> _Предоставленный отрывок_
====
Журнал "Индекс": И еще об указании Верховного Суда. Верховный Суд указывает, что объективную сторону преступления составляют действия лишь со сведениями, являющимися государственной тайной, лишь именно в тот срок, в который это рассматривается. Но таких данных в первом суде не было, поэтому приговор отменен. Второму суду дано указание выяснить, что из этих сведений составляет государственную тайну, что нет, именно на срок совершения таких действий. В этом судебном заседании удалось провести необходимые экспертизы?

А.Яблоков: В этом судебном заседании не проводились повторные экспертизы, о чем защита неоднократно ходатайствовала как на первоначальном этапе судебного разбирательства, так и повторно, в конце, когда уже были исследованы все доказательства по уголовному делу. Ходатайства заявлялись официально. В последний раз мы заявили такое ходатайство в письменном виде. Без должного обоснования судом эти ходатайства были отклонены.

В Определении Верховного Суда сказано, что не могут быть признаны законными и обоснованными заключения экспертов по определению секретности сведений, на которые суд ссылался в первом приговоре.
Согласно Конституции РФ секретность сведений определяется Законом. Такой закон "О государственной тайне" был принят лишь в 1997 году. В 1993 г. существовал Закон о государственной тайне, но этот закон не содержал перечня таких сведений. Такой перечень появился только в законе, принятом в 1997 году. Если следовать Закону, то поскольку не было перечня сведений, составляющих государственную тайну до 1997 года, то все сведения, передавал их Моисеев или не передавал, секретные или несекретные, не составляют состава преступления, поскольку не было такого закона.
Если смотреть материалы уголовного дела, то из того обвинения, которое было предъявлено Моисееву, следует (я повторяю, это по материалам следствия), что после 1997 года Моисеев никаких секретных сведений не передавал. Получается, что в действиях Моисеева, даже если стать на позицию обвинения, если следовать строго закону, нет состава преступления на настоящий момент.

А.Симонов: То есть попросту говоря, пока было можно, он передавал. А как стало нельзя - он перестал передавать. И в этом, как говорится, был абсолютно законопослушен?
====
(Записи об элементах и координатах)
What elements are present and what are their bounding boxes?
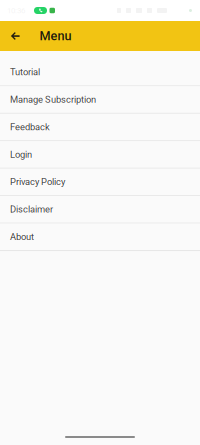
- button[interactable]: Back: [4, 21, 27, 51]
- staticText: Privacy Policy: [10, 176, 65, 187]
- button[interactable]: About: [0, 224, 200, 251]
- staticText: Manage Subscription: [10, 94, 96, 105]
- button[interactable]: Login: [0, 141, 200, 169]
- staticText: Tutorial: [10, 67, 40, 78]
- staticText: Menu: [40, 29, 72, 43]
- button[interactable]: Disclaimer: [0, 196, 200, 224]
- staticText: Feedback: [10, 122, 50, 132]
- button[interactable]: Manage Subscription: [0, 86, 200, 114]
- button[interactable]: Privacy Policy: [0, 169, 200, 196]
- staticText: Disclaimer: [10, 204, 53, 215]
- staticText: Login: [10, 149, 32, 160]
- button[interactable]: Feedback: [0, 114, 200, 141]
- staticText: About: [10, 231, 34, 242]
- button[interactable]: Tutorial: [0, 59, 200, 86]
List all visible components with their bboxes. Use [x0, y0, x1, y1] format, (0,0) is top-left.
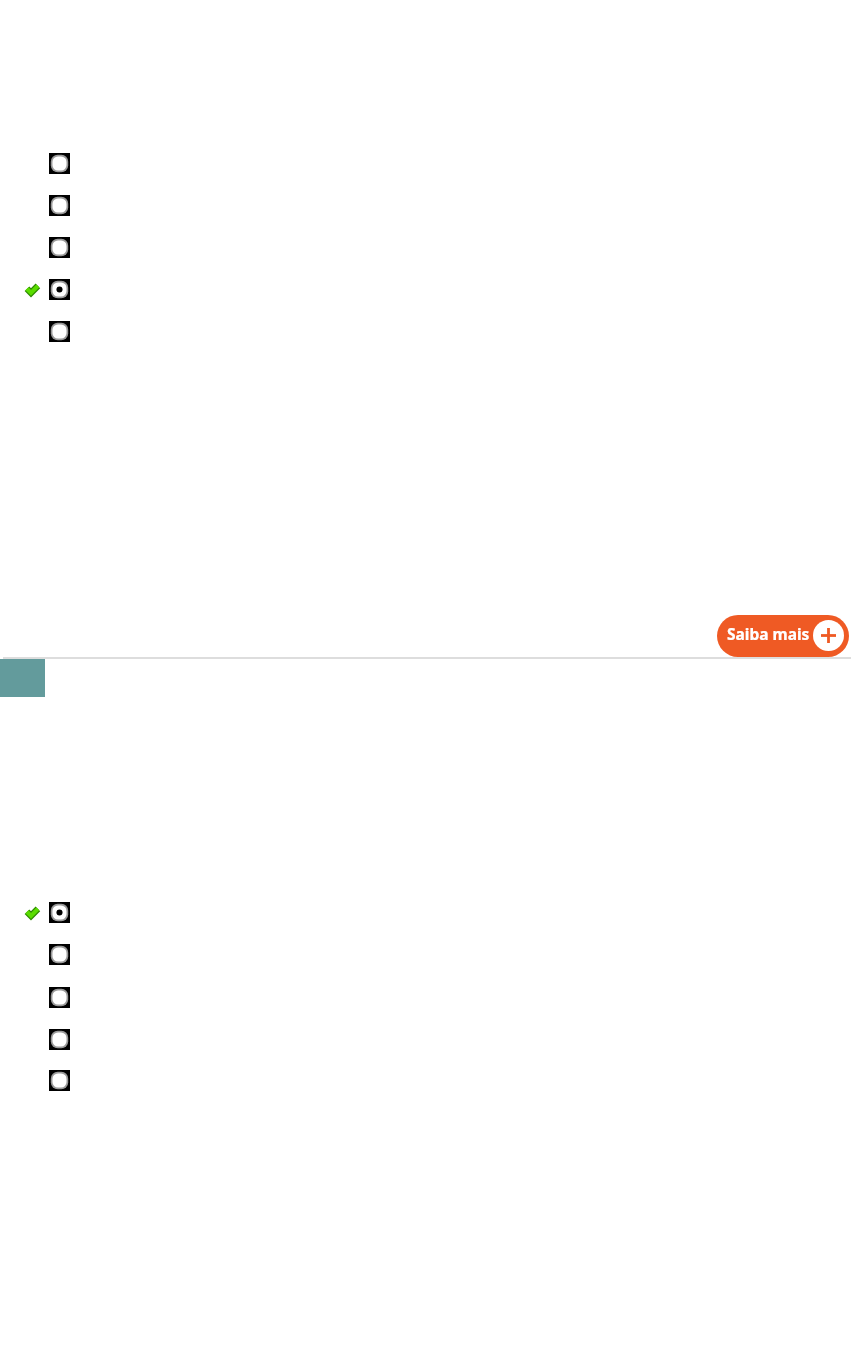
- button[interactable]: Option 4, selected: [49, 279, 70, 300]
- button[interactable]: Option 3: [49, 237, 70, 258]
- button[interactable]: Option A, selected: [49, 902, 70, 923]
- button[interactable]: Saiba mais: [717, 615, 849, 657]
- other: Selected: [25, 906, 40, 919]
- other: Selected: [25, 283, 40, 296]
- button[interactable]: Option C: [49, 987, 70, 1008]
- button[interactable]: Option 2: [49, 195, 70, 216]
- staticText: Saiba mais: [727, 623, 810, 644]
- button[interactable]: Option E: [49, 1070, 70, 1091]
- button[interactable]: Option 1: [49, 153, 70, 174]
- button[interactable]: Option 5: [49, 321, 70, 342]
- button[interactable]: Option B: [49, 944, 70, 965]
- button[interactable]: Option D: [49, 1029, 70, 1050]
====
> _Краткое задание_
Пожалуйста, выпишите из интервью о деле Моисеева всё, что идет от «В Определении Верховного» и ниже до «было такого закона.» включительно, не меняя ни слова.

> _Решение задачи_
В Определении Верховного Суда сказано, что не могут быть признаны законными и обоснованными заключения экспертов по определению секретности сведений, на которые суд ссылался в первом приговоре.
Согласно Конституции РФ секретность сведений определяется Законом. Такой закон "О государственной тайне" был принят лишь в 1997 году. В 1993 г. существовал Закон о государственной тайне, но этот закон не содержал перечня таких сведений. Такой перечень появился только в законе, принятом в 1997 году. Если следовать Закону, то поскольку не было перечня сведений, составляющих государственную тайну до 1997 года, то все сведения, передавал их Моисеев или не передавал, секретные или несекретные, не составляют состава преступления, поскольку не было такого закона.